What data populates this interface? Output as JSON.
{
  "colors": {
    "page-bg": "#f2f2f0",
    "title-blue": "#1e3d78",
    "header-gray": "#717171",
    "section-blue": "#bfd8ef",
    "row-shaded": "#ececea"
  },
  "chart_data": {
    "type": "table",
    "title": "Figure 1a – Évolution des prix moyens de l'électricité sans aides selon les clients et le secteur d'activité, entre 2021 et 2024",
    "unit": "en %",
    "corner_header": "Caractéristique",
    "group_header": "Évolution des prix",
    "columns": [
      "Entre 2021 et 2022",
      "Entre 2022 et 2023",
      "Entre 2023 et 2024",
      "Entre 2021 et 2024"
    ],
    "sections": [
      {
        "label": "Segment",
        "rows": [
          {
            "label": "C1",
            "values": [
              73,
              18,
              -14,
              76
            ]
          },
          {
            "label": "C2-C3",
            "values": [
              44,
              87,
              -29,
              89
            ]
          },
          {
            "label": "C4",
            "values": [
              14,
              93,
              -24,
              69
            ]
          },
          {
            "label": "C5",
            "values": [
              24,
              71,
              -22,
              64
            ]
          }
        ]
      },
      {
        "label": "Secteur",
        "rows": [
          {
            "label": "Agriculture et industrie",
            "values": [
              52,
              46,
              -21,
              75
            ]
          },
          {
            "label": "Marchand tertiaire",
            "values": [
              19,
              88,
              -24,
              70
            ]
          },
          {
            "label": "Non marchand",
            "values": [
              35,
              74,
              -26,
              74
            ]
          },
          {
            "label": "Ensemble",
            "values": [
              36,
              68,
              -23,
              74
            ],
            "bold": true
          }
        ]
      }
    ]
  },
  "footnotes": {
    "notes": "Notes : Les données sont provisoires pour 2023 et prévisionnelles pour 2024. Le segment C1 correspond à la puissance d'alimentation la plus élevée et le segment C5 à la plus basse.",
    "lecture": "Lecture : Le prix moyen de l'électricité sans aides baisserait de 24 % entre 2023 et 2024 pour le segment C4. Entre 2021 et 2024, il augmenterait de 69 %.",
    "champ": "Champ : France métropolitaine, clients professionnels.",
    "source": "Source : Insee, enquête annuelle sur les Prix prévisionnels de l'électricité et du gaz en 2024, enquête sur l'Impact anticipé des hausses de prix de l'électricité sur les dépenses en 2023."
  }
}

* Directions for this task
Only a number is wanted: how many lines of the material include the word "clients".

* Task response
2